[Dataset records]
════════════════

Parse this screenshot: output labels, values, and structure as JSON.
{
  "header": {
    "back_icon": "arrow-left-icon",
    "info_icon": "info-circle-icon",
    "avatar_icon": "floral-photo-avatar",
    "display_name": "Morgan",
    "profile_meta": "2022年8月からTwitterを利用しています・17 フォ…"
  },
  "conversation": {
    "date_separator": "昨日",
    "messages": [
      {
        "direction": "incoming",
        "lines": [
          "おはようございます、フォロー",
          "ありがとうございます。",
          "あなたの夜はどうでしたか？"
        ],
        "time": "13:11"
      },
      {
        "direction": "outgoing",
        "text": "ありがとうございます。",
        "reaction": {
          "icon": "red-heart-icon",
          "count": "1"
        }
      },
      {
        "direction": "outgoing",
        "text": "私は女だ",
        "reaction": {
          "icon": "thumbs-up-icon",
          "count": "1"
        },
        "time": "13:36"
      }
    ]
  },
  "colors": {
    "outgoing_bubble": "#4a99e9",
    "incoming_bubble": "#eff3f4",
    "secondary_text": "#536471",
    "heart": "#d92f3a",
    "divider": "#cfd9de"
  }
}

════════════════

• Task description: Print all of the entries exactly as they appear.

• The result:
Parse this screenshot: output labels, values, and structure as JSON.
{
  "header": {
    "back_icon": "arrow-left-icon",
    "info_icon": "info-circle-icon",
    "avatar_icon": "floral-photo-avatar",
    "display_name": "Morgan",
    "profile_meta": "2022年8月からTwitterを利用しています・17 フォ…"
  },
  "conversation": {
    "date_separator": "昨日",
    "messages": [
      {
        "direction": "incoming",
        "lines": [
          "おはようございます、フォロー",
          "ありがとうございます。",
          "あなたの夜はどうでしたか？"
        ],
        "time": "13:11"
      },
      {
        "direction": "outgoing",
        "text": "ありがとうございます。",
        "reaction": {
          "icon": "red-heart-icon",
          "count": "1"
        }
      },
      {
        "direction": "outgoing",
        "text": "私は女だ",
        "reaction": {
          "icon": "thumbs-up-icon",
          "count": "1"
        },
        "time": "13:36"
      }
    ]
  },
  "colors": {
    "outgoing_bubble": "#4a99e9",
    "incoming_bubble": "#eff3f4",
    "secondary_text": "#536471",
    "heart": "#d92f3a",
    "divider": "#cfd9de"
  }
}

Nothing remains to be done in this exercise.